- _WRITTEN INSTRUCTION_: Scan the data. Collect each line that contains the word "date".

- _Part of a data file_:
○ ○ ○

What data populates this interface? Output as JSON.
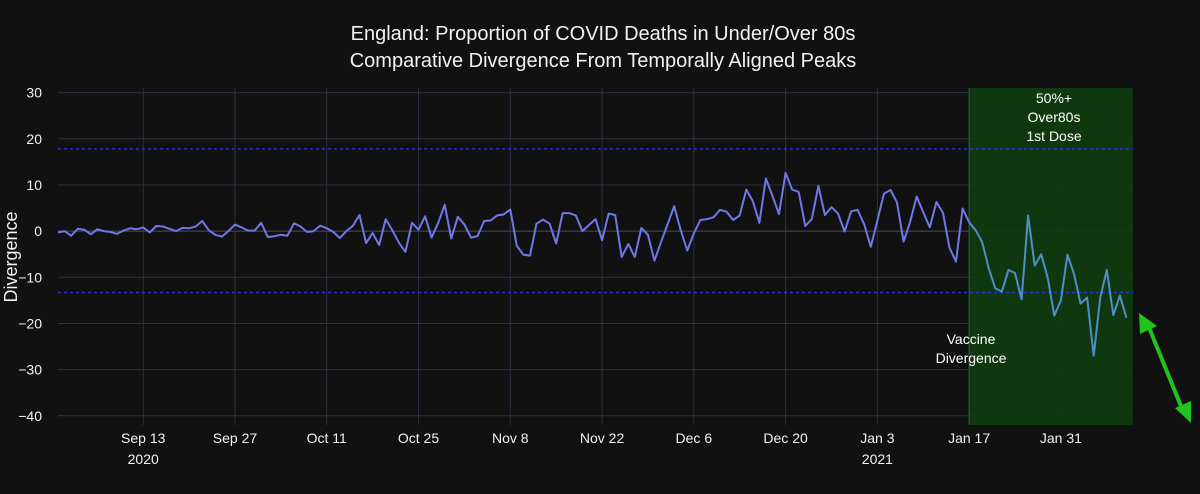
{
  "chart_data": {
    "type": "line",
    "title": [
      "England: Proportion of COVID Deaths in Under/Over 80s",
      "Comparative Divergence From Temporally Aligned Peaks"
    ],
    "xlabel": "",
    "ylabel": "Divergence",
    "ylim": [
      -42,
      31
    ],
    "xlim": [
      "2020-08-31",
      "2021-02-11"
    ],
    "y_ticks": [
      30,
      20,
      10,
      0,
      -10,
      -20,
      -30,
      -40
    ],
    "x_ticks": [
      {
        "date": "2020-09-13",
        "label": "Sep 13",
        "year": "2020"
      },
      {
        "date": "2020-09-27",
        "label": "Sep 27",
        "year": ""
      },
      {
        "date": "2020-10-11",
        "label": "Oct 11",
        "year": ""
      },
      {
        "date": "2020-10-25",
        "label": "Oct 25",
        "year": ""
      },
      {
        "date": "2020-11-08",
        "label": "Nov 8",
        "year": ""
      },
      {
        "date": "2020-11-22",
        "label": "Nov 22",
        "year": ""
      },
      {
        "date": "2020-12-06",
        "label": "Dec 6",
        "year": ""
      },
      {
        "date": "2020-12-20",
        "label": "Dec 20",
        "year": ""
      },
      {
        "date": "2021-01-03",
        "label": "Jan 3",
        "year": "2021"
      },
      {
        "date": "2021-01-17",
        "label": "Jan 17",
        "year": ""
      },
      {
        "date": "2021-01-31",
        "label": "Jan 31",
        "year": ""
      }
    ],
    "reference_lines": [
      17.8,
      -13.3
    ],
    "shaded_region": {
      "from": "2021-01-17",
      "to": "2021-02-11",
      "label": [
        "50%+",
        "Over80s",
        "1st Dose"
      ],
      "color": "#0f3d0f"
    },
    "annotation": [
      "Vaccine",
      "Divergence"
    ],
    "series": [
      {
        "line_color": "#6f78e8",
        "vaccine_color": "#4f8fc8",
        "x_start": "2020-08-31",
        "x_step_days": 1,
        "values": [
          -0.3,
          0,
          -1,
          0.5,
          0.3,
          -0.7,
          0.4,
          0,
          -0.2,
          -0.6,
          0.1,
          0.6,
          0.4,
          0.8,
          -0.3,
          1.1,
          1,
          0.5,
          0,
          0.7,
          0.6,
          1,
          2.2,
          0.2,
          -0.8,
          -1.2,
          0,
          1.4,
          0.8,
          0.1,
          0.1,
          1.8,
          -1.3,
          -1.1,
          -0.8,
          -1,
          1.7,
          1,
          -0.2,
          0,
          1.2,
          0.6,
          -0.2,
          -1.5,
          0,
          1.2,
          3.5,
          -2.6,
          -0.4,
          -3,
          2.6,
          0.2,
          -2.5,
          -4.5,
          1.8,
          0.3,
          3.2,
          -1.4,
          1.8,
          5.7,
          -1.6,
          3.1,
          1.4,
          -1.4,
          -1.1,
          2.2,
          2.3,
          3.4,
          3.6,
          4.7,
          -3.2,
          -5.1,
          -5.3,
          1.6,
          2.5,
          1.6,
          -2.7,
          3.9,
          3.9,
          3.4,
          0,
          1.3,
          2.6,
          -2,
          3.8,
          3.5,
          -5.6,
          -2.8,
          -5.6,
          0.7,
          -0.8,
          -6.4,
          -2.4,
          1.5,
          5.4,
          0.2,
          -4.2,
          -0.5,
          2.4,
          2.6,
          3,
          4.6,
          4.2,
          2.4,
          3.4,
          9,
          6.5,
          1.8,
          11.4,
          7.6,
          3.7,
          12.6,
          9,
          8.5,
          1.1,
          2.6,
          9.8,
          3.5,
          5.2,
          3.8,
          -0.1,
          4.3,
          4.6,
          1.4,
          -3.4,
          2.3,
          8.1,
          8.9,
          6.2,
          -2.3,
          2,
          7.5,
          4.1,
          0.8,
          6.3,
          4,
          -3.6,
          -6.6,
          4.9,
          1.9,
          0.2,
          -2.4,
          -8.1,
          -12.4,
          -13.1,
          -8.4,
          -9.1,
          -14.8,
          3.4,
          -7.5,
          -5,
          -10.2,
          -18.3,
          -15,
          -5.1,
          -9.3,
          -15.7,
          -14.4,
          -27,
          -14.5,
          -8.4,
          -18.2,
          -14,
          -18.8
        ]
      }
    ]
  }
}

○ ○ ○

- _EXPECTED ANSWER_:
        "date": "2020-09-13",
        "date": "2020-09-27",
        "date": "2020-10-11",
        "date": "2020-10-25",
        "date": "2020-11-08",
        "date": "2020-11-22",
        "date": "2020-12-06",
        "date": "2020-12-20",
        "date": "2021-01-03",
        "date": "2021-01-17",
        "date": "2021-01-31",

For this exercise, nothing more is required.